EXERCISE GOAL:
Filter the entries that follow, copying every line in which the word "text" appears.

[start RECORDS FOR THIS TASK]

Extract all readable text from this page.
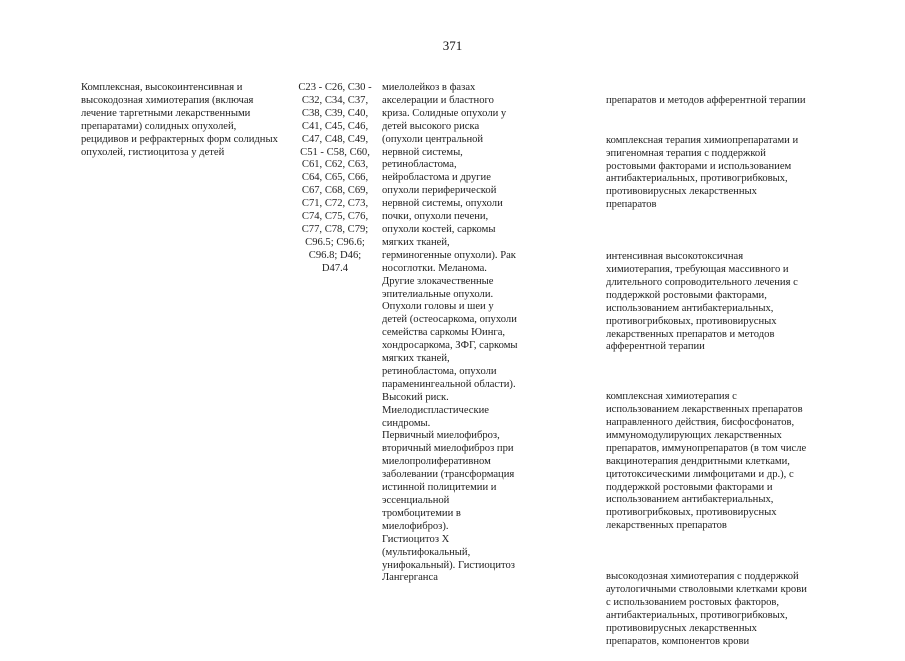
371
Комплексная, высокоинтенсивная и
высокодозная химиотерапия (включая
лечение таргетными лекарственными
препаратами) солидных опухолей,
рецидивов и рефрактерных форм солидных
опухолей, гистиоцитоза у детей
С23 - С26, С30 -
С32, С34, С37,
С38, С39, С40,
С41, С45, С46,
С47, С48, С49,
С51 - С58, С60,
С61, С62, С63,
С64, С65, С66,
С67, С68, С69,
С71, С72, С73,
С74, С75, С76,
С77, С78, С79;
С96.5; С96.6;
С96.8; D46;
D47.4
миелолейкоз в фазах
акселерации и бластного
криза. Солидные опухоли у
детей высокого риска
(опухоли центральной
нервной системы,
ретинобластома,
нейробластома и другие
опухоли периферической
нервной системы, опухоли
почки, опухоли печени,
опухоли костей, саркомы
мягких тканей,
герминогенные опухоли). Рак
носоглотки. Меланома.
Другие злокачественные
эпителиальные опухоли.
Опухоли головы и шеи у
детей (остеосаркома, опухоли
семейства саркомы Юинга,
хондросаркома, ЗФГ, саркомы
мягких тканей,
ретинобластома, опухоли
параменингеальной области).
Высокий риск.
Миелодиспластические
синдромы.
Первичный миелофиброз,
вторичный миелофиброз при
миелопролиферативном
заболевании (трансформация
истинной полицитемии и
эссенциальной
тромбоцитемии в
миелофиброз).
Гистиоцитоз Х
(мультифокальный,
унифокальный). Гистиоцитоз
Лангерганса

препаратов и методов афферентной терапии

комплексная терапия химиопрепаратами и
эпигеномная терапия с поддержкой
ростовыми факторами и использованием
антибактериальных, противогрибковых,
противовирусных лекарственных
препаратов

интенсивная высокотоксичная
химиотерапия, требующая массивного и
длительного сопроводительного лечения с
поддержкой ростовыми факторами,
использованием антибактериальных,
противогрибковых, противовирусных
лекарственных препаратов и методов
афферентной терапии

комплексная химиотерапия с
использованием лекарственных препаратов
направленного действия, бисфосфонатов,
иммуномодулирующих лекарственных
препаратов, иммунопрепаратов (в том числе
вакцинотерапия дендритными клетками,
цитотоксическими лимфоцитами и др.), с
поддержкой ростовыми факторами и
использованием антибактериальных,
противогрибковых, противовирусных
лекарственных препаратов

высокодозная химиотерапия с поддержкой
аутологичными стволовыми клетками крови
с использованием ростовых факторов,
антибактериальных, противогрибковых,
противовирусных лекарственных
препаратов, компонентов крови
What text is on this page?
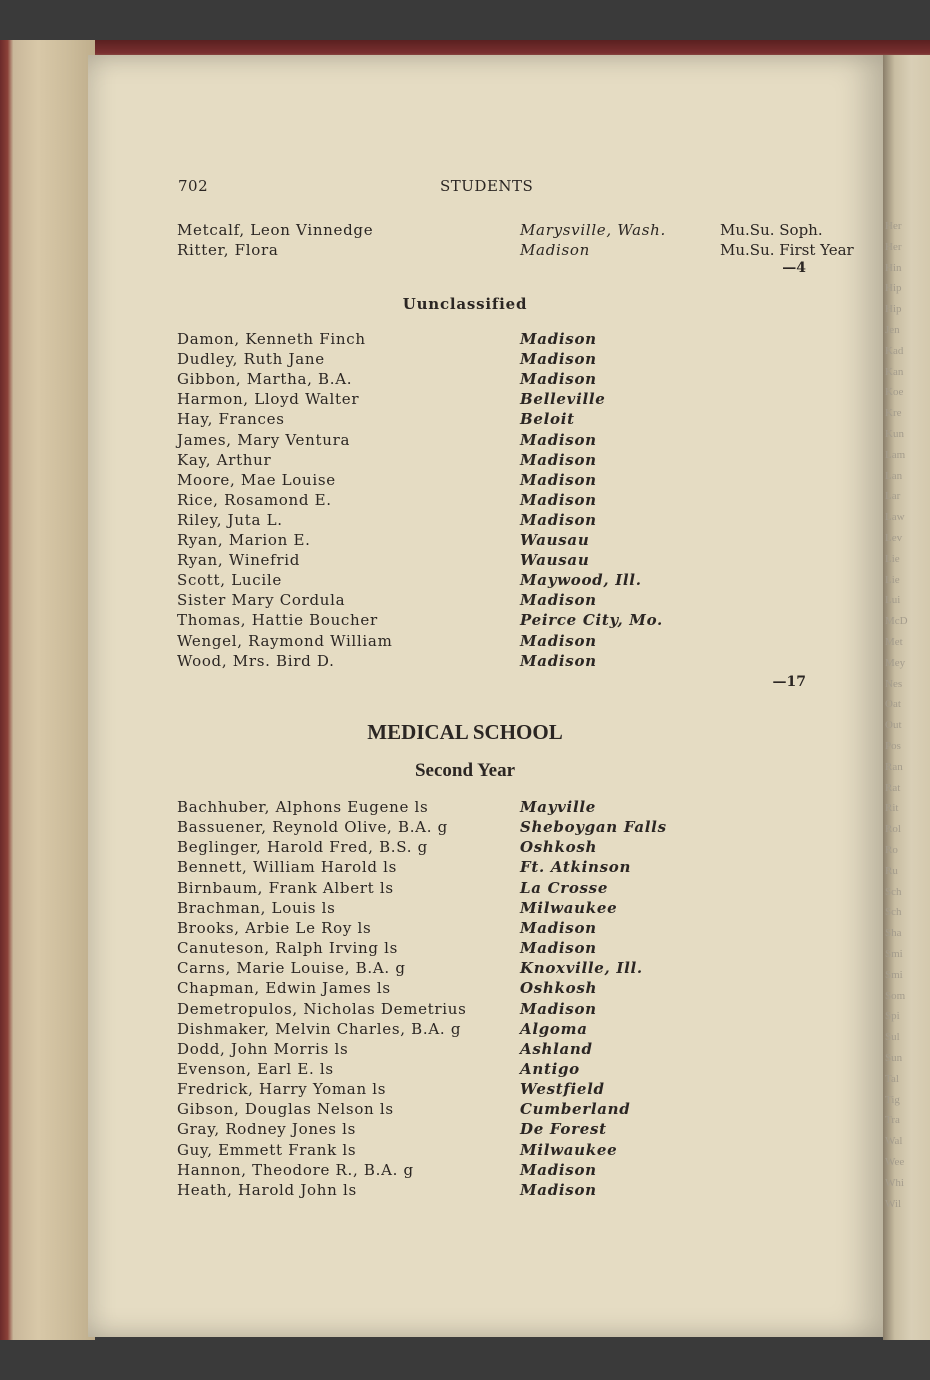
Her
Her
Hin
Hip
Hip
Jen
Kad
Kan
Koe
Kre
Kun
Lam
Lan
Lar
Law
Lev
Lie
Lie
Lui
McD
Met
Mey
Nes
Oat
Out
Pos
Ran
Rat
Rit
Rol
Ro
Ru
Sch
Sch
Sha
Smi
Smi
Som
Spi
Sul
Sun
Tal
Tig
Tra
Wal
Wee
Whi
Wil
702	STUDENTS
Metcalf, Leon Vinnedge	Marysville, Wash.	Mu.Su. Soph.
Ritter, Flora	Madison	Mu.Su. First Year
—4
Uunclassified
Damon, Kenneth Finch	Madison
Dudley, Ruth Jane	Madison
Gibbon, Martha, B.A.	Madison
Harmon, Lloyd Walter	Belleville
Hay, Frances	Beloit
James, Mary Ventura	Madison
Kay, Arthur	Madison
Moore, Mae Louise	Madison
Rice, Rosamond E.	Madison
Riley, Juta L.	Madison
Ryan, Marion E.	Wausau
Ryan, Winefrid	Wausau
Scott, Lucile	Maywood, Ill.
Sister Mary Cordula	Madison
Thomas, Hattie Boucher	Peirce City, Mo.
Wengel, Raymond William	Madison
Wood, Mrs. Bird D.	Madison
—17
MEDICAL SCHOOL
Second Year
Bachhuber, Alphons Eugene ls	Mayville
Bassuener, Reynold Olive, B.A. g	Sheboygan Falls
Beglinger, Harold Fred, B.S. g	Oshkosh
Bennett, William Harold ls	Ft. Atkinson
Birnbaum, Frank Albert ls	La Crosse
Brachman, Louis ls	Milwaukee
Brooks, Arbie Le Roy ls	Madison
Canuteson, Ralph Irving ls	Madison
Carns, Marie Louise, B.A. g	Knoxville, Ill.
Chapman, Edwin James ls	Oshkosh
Demetropulos, Nicholas Demetrius	Madison
Dishmaker, Melvin Charles, B.A. g	Algoma
Dodd, John Morris ls	Ashland
Evenson, Earl E. ls	Antigo
Fredrick, Harry Yoman ls	Westfield
Gibson, Douglas Nelson ls	Cumberland
Gray, Rodney Jones ls	De Forest
Guy, Emmett Frank ls	Milwaukee
Hannon, Theodore R., B.A. g	Madison
Heath, Harold John ls	Madison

[end RECORDS FOR THIS TASK]

WRITTEN SOLUTION:
Extract all readable text from this page.
What text is on this page?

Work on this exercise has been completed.